— start —
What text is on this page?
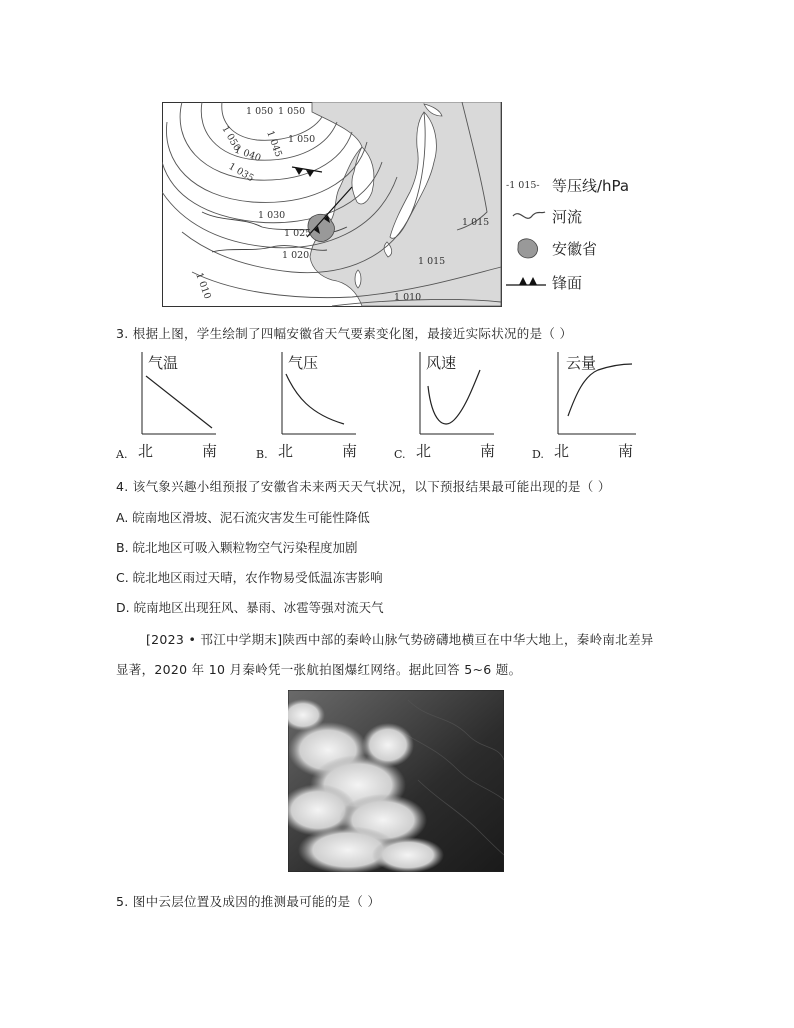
1 050 1 050
1 050
1 050 1 045
1 040
1 035
1 030
1 025
1 020
1 015
1 015
1 010	1 010
-1 015- 等压线/hPa
河流
安徽省
锋面
3. 根据上图，学生绘制了四幅安徽省天气要素变化图，最接近实际状况的是（ ）
气温
A. 北	南
气压
B. 北	南
风速
C. 北	南
云量
D. 北	南
4. 该气象兴趣小组预报了安徽省未来两天天气状况，以下预报结果最可能出现的是（ ）
A. 皖南地区滑坡、泥石流灾害发生可能性降低
B. 皖北地区可吸入颗粒物空气污染程度加剧
C. 皖北地区雨过天晴，农作物易受低温冻害影响
D. 皖南地区出现狂风、暴雨、冰雹等强对流天气
[2023 • 邗江中学期末]陕西中部的秦岭山脉气势磅礴地横亘在中华大地上，秦岭南北差异
显著，2020 年 10 月秦岭凭一张航拍图爆红网络。据此回答 5~6 题。
5. 图中云层位置及成因的推测最可能的是（ ）
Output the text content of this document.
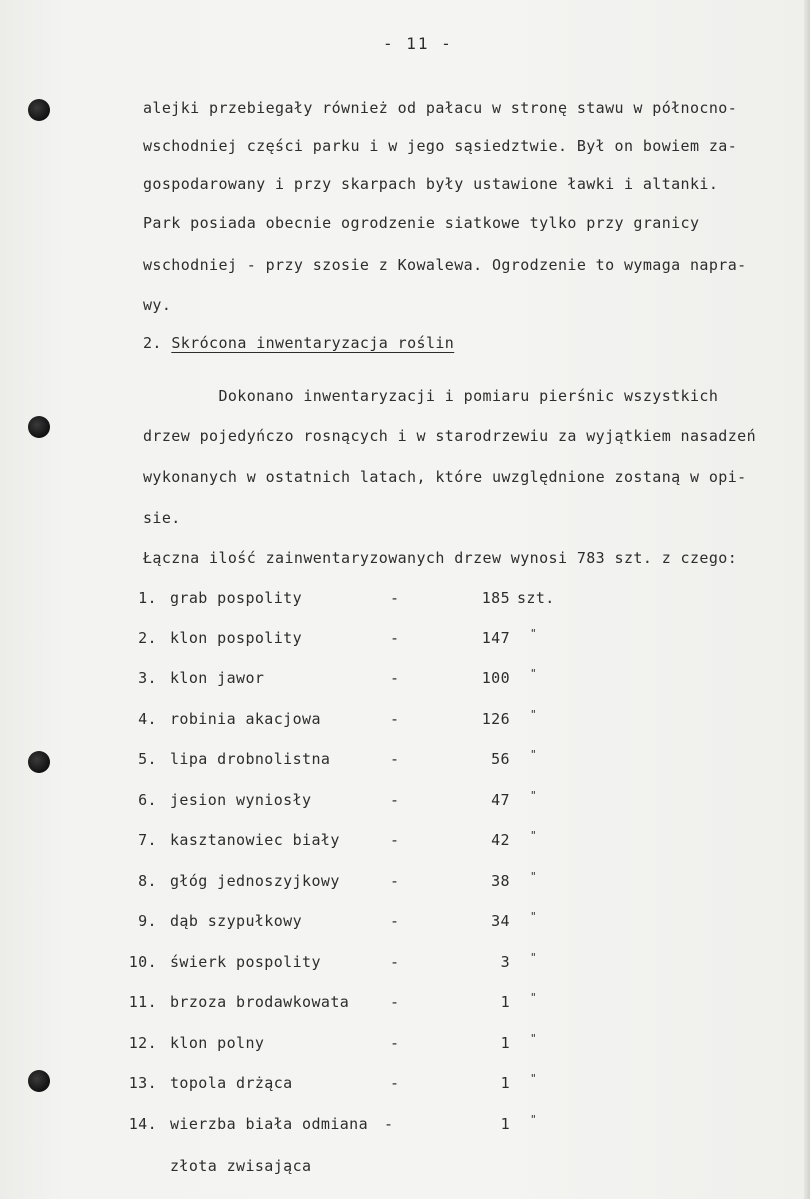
- 11 -
alejki przebiegały również od pałacu w stronę stawu w północno-
wschodniej części parku i w jego sąsiedztwie. Był on bowiem za-
gospodarowany i przy skarpach były ustawione ławki i altanki.
Park posiada obecnie ogrodzenie siatkowe tylko przy granicy
wschodniej - przy szosie z Kowalewa. Ogrodzenie to wymaga napra-
wy.
2. Skrócona inwentaryzacja roślin
Dokonano inwentaryzacji i pomiaru pierśnic wszystkich
drzew pojedyńczo rosnących i w starodrzewiu za wyjątkiem nasadzeń
wykonanych w ostatnich latach, które uwzględnione zostaną w opi-
sie.
Łączna ilość zainwentaryzowanych drzew wynosi 783 szt. z czego:
1. grab pospolity	-	185 szt.
2. klon pospolity	-	147 "
3. klon jawor	-	100 "
4. robinia akacjowa	-	126 "
5. lipa drobnolistna	-	56 "
6. jesion wyniosły	-	47 "
7. kasztanowiec biały	-	42 "
8. głóg jednoszyjkowy	-	38 "
9. dąb szypułkowy	-	34 "
10. świerk pospolity	-	3 "
11. brzoza brodawkowata	-	1 "
12. klon polny	-	1 "
13. topola drżąca	-	1 "
14. wierzba biała odmiana -	1 "
złota zwisająca
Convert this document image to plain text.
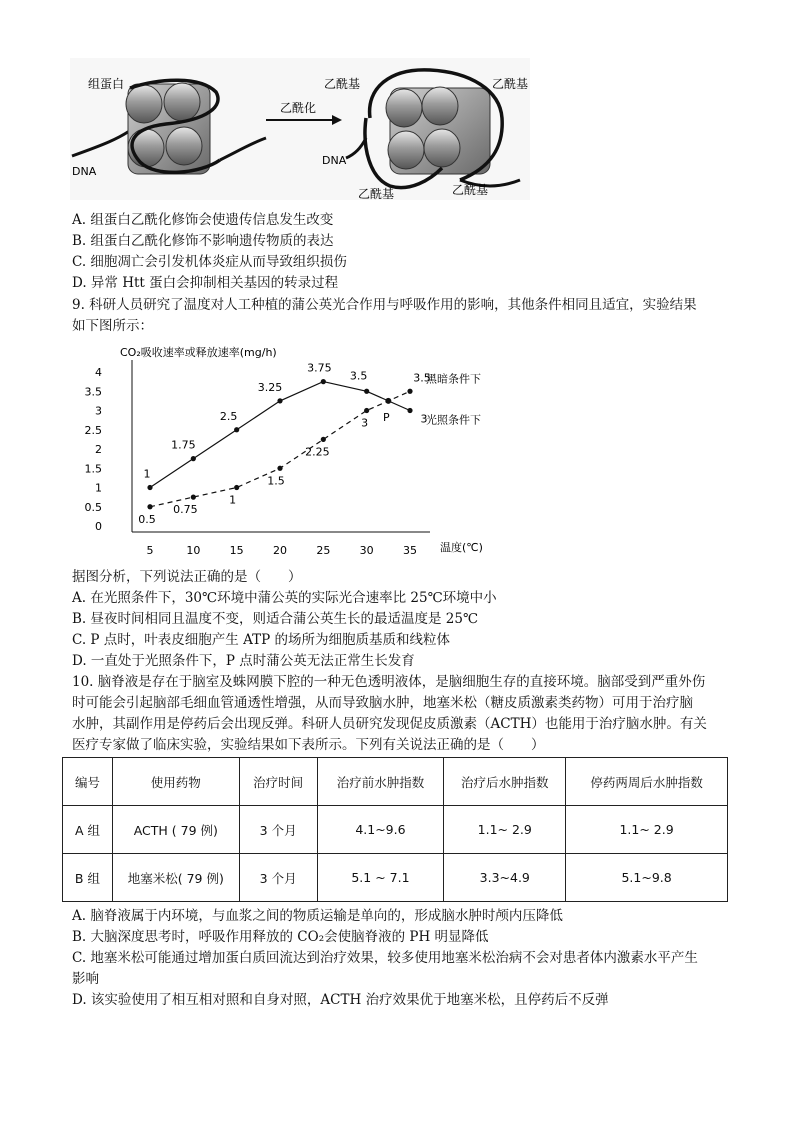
组蛋白
DNA
乙酰化
乙酰基	乙酰基
DNA
乙酰基	乙酰基
A. 组蛋白乙酰化修饰会使遗传信息发生改变
B. 组蛋白乙酰化修饰不影响遗传物质的表达
C. 细胞凋亡会引发机体炎症从而导致组织损伤
D. 异常 Htt 蛋白会抑制相关基因的转录过程
9. 科研人员研究了温度对人工种植的蒲公英光合作用与呼吸作用的影响，其他条件相同且适宜，实验结果
如下图所示：
CO₂吸收速率或释放速率(mg/h)
温度(℃)
4
3.5
3
2.5
2
1.5
1
0.5
0
5	10	15	20	25	30	35
1
1.75
2.5
3.25
3.75
3.5
3
0.5
0.75
1
1.5
2.25
3
3.5
P
黑暗条件下
光照条件下
据图分析，下列说法正确的是（　　）
A. 在光照条件下，30℃环境中蒲公英的实际光合速率比 25℃环境中小
B. 昼夜时间相同且温度不变，则适合蒲公英生长的最适温度是 25℃
C. P 点时，叶表皮细胞产生 ATP 的场所为细胞质基质和线粒体
D. 一直处于光照条件下，P 点时蒲公英无法正常生长发育
10. 脑脊液是存在于脑室及蛛网膜下腔的一种无色透明液体，是脑细胞生存的直接环境。脑部受到严重外伤
时可能会引起脑部毛细血管通透性增强，从而导致脑水肿，地塞米松（糖皮质激素类药物）可用于治疗脑
水肿，其副作用是停药后会出现反弹。科研人员研究发现促皮质激素（ACTH）也能用于治疗脑水肿。有关
医疗专家做了临床实验，实验结果如下表所示。下列有关说法正确的是（　　）
编号	使用药物	治疗时间	治疗前水肿指数	治疗后水肿指数	停药两周后水肿指数
A 组	ACTH ( 79 例)	3 个月	4.1~9.6	1.1~ 2.9	1.1~ 2.9
B 组	地塞米松( 79 例)	3 个月	5.1 ~ 7.1	3.3~4.9	5.1~9.8
A. 脑脊液属于内环境，与血浆之间的物质运输是单向的，形成脑水肿时颅内压降低
B. 大脑深度思考时，呼吸作用释放的 CO₂会使脑脊液的 PH 明显降低
C. 地塞米松可能通过增加蛋白质回流达到治疗效果，较多使用地塞米松治病不会对患者体内激素水平产生
影响
D. 该实验使用了相互相对照和自身对照，ACTH 治疗效果优于地塞米松，且停药后不反弹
— end —
> _WHAT YOU WILL DO_
Print every record above exactly as written, leaving out the pictures.

> _CORRECT RESULT_
What text is on this page?
1 050 1 050
1 050
1 050 1 045
1 040
1 035
1 030
1 025
1 020
1 015
1 015
1 010	1 010
-1 015- 等压线/hPa
河流
安徽省
锋面
3. 根据上图，学生绘制了四幅安徽省天气要素变化图，最接近实际状况的是（ ）
气温
A. 北	南
气压
B. 北	南
风速
C. 北	南
云量
D. 北	南
4. 该气象兴趣小组预报了安徽省未来两天天气状况，以下预报结果最可能出现的是（ ）
A. 皖南地区滑坡、泥石流灾害发生可能性降低
B. 皖北地区可吸入颗粒物空气污染程度加剧
C. 皖北地区雨过天晴，农作物易受低温冻害影响
D. 皖南地区出现狂风、暴雨、冰雹等强对流天气
[2023 • 邗江中学期末]陕西中部的秦岭山脉气势磅礴地横亘在中华大地上，秦岭南北差异
显著，2020 年 10 月秦岭凭一张航拍图爆红网络。据此回答 5~6 题。
5. 图中云层位置及成因的推测最可能的是（ ）
Output the text content of this document.
- 11 -
alejki przebiegały również od pałacu w stronę stawu w północno-
wschodniej części parku i w jego sąsiedztwie. Był on bowiem za-
gospodarowany i przy skarpach były ustawione ławki i altanki.
Park posiada obecnie ogrodzenie siatkowe tylko przy granicy
wschodniej - przy szosie z Kowalewa. Ogrodzenie to wymaga napra-
wy.
2. Skrócona inwentaryzacja roślin
Dokonano inwentaryzacji i pomiaru pierśnic wszystkich
drzew pojedyńczo rosnących i w starodrzewiu za wyjątkiem nasadzeń
wykonanych w ostatnich latach, które uwzględnione zostaną w opi-
sie.
Łączna ilość zainwentaryzowanych drzew wynosi 783 szt. z czego:
1. grab pospolity	-	185 szt.
2. klon pospolity	-	147 "
3. klon jawor	-	100 "
4. robinia akacjowa	-	126 "
5. lipa drobnolistna	-	56 "
6. jesion wyniosły	-	47 "
7. kasztanowiec biały	-	42 "
8. głóg jednoszyjkowy	-	38 "
9. dąb szypułkowy	-	34 "
10. świerk pospolity	-	3 "
11. brzoza brodawkowata	-	1 "
12. klon polny	-	1 "
13. topola drżąca	-	1 "
14. wierzba biała odmiana -	1 "
złota zwisająca
Convert this document image to plain text.
组蛋白
DNA
乙酰化
乙酰基	乙酰基
DNA
乙酰基	乙酰基
A. 组蛋白乙酰化修饰会使遗传信息发生改变
B. 组蛋白乙酰化修饰不影响遗传物质的表达
C. 细胞凋亡会引发机体炎症从而导致组织损伤
D. 异常 Htt 蛋白会抑制相关基因的转录过程
9. 科研人员研究了温度对人工种植的蒲公英光合作用与呼吸作用的影响，其他条件相同且适宜，实验结果
如下图所示：
CO₂吸收速率或释放速率(mg/h)
温度(℃)
4
3.5
3
2.5
2
1.5
1
0.5
0
5	10	15	20	25	30	35
1
1.75
2.5
3.25
3.75
3.5
3
0.5
0.75
1
1.5
2.25
3
3.5
P
黑暗条件下
光照条件下
据图分析，下列说法正确的是（　　）
A. 在光照条件下，30℃环境中蒲公英的实际光合速率比 25℃环境中小
B. 昼夜时间相同且温度不变，则适合蒲公英生长的最适温度是 25℃
C. P 点时，叶表皮细胞产生 ATP 的场所为细胞质基质和线粒体
D. 一直处于光照条件下，P 点时蒲公英无法正常生长发育
10. 脑脊液是存在于脑室及蛛网膜下腔的一种无色透明液体，是脑细胞生存的直接环境。脑部受到严重外伤
时可能会引起脑部毛细血管通透性增强，从而导致脑水肿，地塞米松（糖皮质激素类药物）可用于治疗脑
水肿，其副作用是停药后会出现反弹。科研人员研究发现促皮质激素（ACTH）也能用于治疗脑水肿。有关
医疗专家做了临床实验，实验结果如下表所示。下列有关说法正确的是（　　）
编号	使用药物	治疗时间	治疗前水肿指数	治疗后水肿指数	停药两周后水肿指数
A 组	ACTH ( 79 例)	3 个月	4.1~9.6	1.1~ 2.9	1.1~ 2.9
B 组	地塞米松( 79 例)	3 个月	5.1 ~ 7.1	3.3~4.9	5.1~9.8
A. 脑脊液属于内环境，与血浆之间的物质运输是单向的，形成脑水肿时颅内压降低
B. 大脑深度思考时，呼吸作用释放的 CO₂会使脑脊液的 PH 明显降低
C. 地塞米松可能通过增加蛋白质回流达到治疗效果，较多使用地塞米松治病不会对患者体内激素水平产生
影响
D. 该实验使用了相互相对照和自身对照，ACTH 治疗效果优于地塞米松，且停药后不反弹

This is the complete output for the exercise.